→ **Boxed element entries**:
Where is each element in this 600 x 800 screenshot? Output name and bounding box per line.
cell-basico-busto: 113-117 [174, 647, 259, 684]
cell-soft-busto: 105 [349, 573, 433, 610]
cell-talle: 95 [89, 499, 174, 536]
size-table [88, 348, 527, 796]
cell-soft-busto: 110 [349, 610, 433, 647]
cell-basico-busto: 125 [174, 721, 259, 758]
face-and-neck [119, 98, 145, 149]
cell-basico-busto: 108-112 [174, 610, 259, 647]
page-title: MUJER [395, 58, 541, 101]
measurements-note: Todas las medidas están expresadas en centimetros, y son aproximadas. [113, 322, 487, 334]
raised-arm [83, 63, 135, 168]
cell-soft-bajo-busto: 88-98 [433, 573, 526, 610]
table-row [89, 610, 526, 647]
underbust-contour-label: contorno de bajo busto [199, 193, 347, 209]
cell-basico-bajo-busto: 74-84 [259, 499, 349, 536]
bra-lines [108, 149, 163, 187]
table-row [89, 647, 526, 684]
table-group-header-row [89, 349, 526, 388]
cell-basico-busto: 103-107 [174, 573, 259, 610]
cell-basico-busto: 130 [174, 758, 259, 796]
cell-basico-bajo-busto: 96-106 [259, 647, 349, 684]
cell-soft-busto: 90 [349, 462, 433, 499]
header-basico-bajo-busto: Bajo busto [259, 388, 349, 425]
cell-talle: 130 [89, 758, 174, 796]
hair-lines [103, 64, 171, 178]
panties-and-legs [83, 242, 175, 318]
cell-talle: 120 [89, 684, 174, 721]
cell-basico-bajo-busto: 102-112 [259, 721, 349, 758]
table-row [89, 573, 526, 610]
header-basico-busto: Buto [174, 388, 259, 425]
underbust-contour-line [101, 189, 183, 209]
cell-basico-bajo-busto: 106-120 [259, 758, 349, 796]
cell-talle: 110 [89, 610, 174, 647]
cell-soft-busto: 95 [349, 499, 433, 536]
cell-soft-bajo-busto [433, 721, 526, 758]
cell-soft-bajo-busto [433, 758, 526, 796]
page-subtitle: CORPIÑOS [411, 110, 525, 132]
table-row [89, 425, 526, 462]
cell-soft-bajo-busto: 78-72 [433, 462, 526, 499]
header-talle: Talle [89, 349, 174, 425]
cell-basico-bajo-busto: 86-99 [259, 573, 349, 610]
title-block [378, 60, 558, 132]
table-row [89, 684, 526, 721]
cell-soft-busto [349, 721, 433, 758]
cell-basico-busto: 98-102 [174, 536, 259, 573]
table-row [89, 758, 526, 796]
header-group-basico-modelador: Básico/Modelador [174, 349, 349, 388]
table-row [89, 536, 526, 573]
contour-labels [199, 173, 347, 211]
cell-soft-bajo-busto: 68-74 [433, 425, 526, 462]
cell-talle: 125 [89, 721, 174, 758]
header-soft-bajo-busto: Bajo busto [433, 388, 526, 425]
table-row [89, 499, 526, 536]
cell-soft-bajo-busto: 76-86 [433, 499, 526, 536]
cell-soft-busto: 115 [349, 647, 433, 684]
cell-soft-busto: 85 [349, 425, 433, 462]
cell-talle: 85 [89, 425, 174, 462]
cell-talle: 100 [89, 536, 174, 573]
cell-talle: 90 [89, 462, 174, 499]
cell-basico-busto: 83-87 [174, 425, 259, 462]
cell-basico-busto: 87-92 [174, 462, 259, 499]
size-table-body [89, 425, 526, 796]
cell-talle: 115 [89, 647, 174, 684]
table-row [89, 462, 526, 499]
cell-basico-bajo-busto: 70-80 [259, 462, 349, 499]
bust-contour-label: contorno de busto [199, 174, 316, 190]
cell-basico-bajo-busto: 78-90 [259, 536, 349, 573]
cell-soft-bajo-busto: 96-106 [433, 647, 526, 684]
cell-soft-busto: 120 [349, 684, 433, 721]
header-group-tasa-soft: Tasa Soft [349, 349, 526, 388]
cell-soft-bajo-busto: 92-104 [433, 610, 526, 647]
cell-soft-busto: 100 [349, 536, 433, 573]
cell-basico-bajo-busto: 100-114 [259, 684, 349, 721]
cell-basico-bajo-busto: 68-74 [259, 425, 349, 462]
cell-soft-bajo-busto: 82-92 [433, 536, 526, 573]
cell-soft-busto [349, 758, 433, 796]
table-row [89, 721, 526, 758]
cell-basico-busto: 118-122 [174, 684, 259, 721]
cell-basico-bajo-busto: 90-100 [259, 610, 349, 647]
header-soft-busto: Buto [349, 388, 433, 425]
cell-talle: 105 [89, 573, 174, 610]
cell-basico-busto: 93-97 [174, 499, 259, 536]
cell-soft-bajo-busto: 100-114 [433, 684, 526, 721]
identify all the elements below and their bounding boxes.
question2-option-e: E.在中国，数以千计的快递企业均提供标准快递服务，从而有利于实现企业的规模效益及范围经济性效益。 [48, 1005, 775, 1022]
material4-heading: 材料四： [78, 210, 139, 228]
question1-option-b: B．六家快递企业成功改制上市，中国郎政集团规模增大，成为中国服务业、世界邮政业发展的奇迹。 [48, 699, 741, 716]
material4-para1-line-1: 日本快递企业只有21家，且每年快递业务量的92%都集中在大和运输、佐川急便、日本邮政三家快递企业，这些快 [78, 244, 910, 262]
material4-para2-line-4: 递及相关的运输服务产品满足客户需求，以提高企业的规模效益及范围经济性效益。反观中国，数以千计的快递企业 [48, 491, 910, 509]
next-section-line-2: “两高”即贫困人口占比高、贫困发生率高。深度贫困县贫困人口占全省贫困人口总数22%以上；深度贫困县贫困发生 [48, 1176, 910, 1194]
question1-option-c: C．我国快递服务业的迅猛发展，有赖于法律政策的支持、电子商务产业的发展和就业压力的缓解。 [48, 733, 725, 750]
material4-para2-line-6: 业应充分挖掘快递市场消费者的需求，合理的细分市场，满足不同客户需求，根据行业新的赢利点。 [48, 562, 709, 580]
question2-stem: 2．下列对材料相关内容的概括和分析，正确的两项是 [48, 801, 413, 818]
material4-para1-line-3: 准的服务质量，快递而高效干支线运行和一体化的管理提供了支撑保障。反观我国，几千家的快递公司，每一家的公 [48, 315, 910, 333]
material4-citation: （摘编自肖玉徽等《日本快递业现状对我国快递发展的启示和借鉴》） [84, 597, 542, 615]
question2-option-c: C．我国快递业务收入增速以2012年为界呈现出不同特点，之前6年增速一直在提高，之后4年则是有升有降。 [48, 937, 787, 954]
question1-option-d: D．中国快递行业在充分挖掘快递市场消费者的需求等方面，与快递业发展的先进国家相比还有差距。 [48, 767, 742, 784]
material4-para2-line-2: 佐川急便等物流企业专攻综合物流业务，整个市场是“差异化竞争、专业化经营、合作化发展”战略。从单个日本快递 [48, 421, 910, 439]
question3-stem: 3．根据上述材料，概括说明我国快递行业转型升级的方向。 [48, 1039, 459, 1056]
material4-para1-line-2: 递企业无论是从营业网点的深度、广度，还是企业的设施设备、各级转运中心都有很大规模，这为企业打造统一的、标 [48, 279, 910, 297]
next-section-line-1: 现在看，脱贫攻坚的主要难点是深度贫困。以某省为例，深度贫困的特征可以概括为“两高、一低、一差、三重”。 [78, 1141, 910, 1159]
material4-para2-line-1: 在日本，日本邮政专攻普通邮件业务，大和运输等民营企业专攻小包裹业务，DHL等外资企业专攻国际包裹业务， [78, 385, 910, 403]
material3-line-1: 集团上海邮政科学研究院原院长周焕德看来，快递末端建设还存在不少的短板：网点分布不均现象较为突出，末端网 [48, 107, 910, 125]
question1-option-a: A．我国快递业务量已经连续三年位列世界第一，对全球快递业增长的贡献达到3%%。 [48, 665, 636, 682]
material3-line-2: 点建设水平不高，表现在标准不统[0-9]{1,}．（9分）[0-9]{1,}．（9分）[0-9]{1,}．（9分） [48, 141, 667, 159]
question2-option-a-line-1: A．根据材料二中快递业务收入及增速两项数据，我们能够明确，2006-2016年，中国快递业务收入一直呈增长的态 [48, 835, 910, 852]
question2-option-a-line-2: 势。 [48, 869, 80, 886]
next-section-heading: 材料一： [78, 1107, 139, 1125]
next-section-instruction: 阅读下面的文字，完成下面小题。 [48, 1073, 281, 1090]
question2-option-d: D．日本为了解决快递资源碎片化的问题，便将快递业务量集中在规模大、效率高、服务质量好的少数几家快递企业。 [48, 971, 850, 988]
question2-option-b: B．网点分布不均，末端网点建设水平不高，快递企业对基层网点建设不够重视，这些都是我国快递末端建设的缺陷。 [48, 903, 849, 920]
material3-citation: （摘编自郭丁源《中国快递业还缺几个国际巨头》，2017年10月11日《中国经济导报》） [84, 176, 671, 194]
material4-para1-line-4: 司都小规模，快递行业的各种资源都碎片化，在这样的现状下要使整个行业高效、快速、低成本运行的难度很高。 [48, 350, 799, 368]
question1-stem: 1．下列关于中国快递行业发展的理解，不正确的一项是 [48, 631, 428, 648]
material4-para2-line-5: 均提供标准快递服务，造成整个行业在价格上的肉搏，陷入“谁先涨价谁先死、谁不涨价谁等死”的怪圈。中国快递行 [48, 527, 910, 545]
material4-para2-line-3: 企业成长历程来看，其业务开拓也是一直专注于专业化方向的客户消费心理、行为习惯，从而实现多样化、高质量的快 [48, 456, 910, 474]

→ **SHORT TASK**:
Starting at the beginning of the records and ending at the line that contains "table-row [89, 573, 526, 610]", rewrite those lines with "cell-talle" replaced by "cell-size" and everything else left unchanged.

→ **EXERCISE RESULT**:
Where is each element in this 600 x 800 screenshot? Output name and bounding box per line.
cell-basico-busto: 113-117 [174, 647, 259, 684]
cell-soft-busto: 105 [349, 573, 433, 610]
cell-size: 95 [89, 499, 174, 536]
size-table [88, 348, 527, 796]
cell-soft-busto: 110 [349, 610, 433, 647]
cell-basico-busto: 125 [174, 721, 259, 758]
face-and-neck [119, 98, 145, 149]
cell-basico-busto: 108-112 [174, 610, 259, 647]
page-title: MUJER [395, 58, 541, 101]
measurements-note: Todas las medidas están expresadas en centimetros, y son aproximadas. [113, 322, 487, 334]
raised-arm [83, 63, 135, 168]
cell-soft-bajo-busto: 88-98 [433, 573, 526, 610]
table-row [89, 610, 526, 647]
underbust-contour-label: contorno de bajo busto [199, 193, 347, 209]
cell-basico-bajo-busto: 74-84 [259, 499, 349, 536]
bra-lines [108, 149, 163, 187]
table-row [89, 647, 526, 684]
table-group-header-row [89, 349, 526, 388]
cell-basico-busto: 103-107 [174, 573, 259, 610]
cell-basico-busto: 130 [174, 758, 259, 796]
cell-basico-bajo-busto: 96-106 [259, 647, 349, 684]
cell-soft-busto: 90 [349, 462, 433, 499]
header-basico-bajo-busto: Bajo busto [259, 388, 349, 425]
cell-size: 130 [89, 758, 174, 796]
hair-lines [103, 64, 171, 178]
panties-and-legs [83, 242, 175, 318]
cell-size: 120 [89, 684, 174, 721]
cell-basico-bajo-busto: 102-112 [259, 721, 349, 758]
table-row [89, 573, 526, 610]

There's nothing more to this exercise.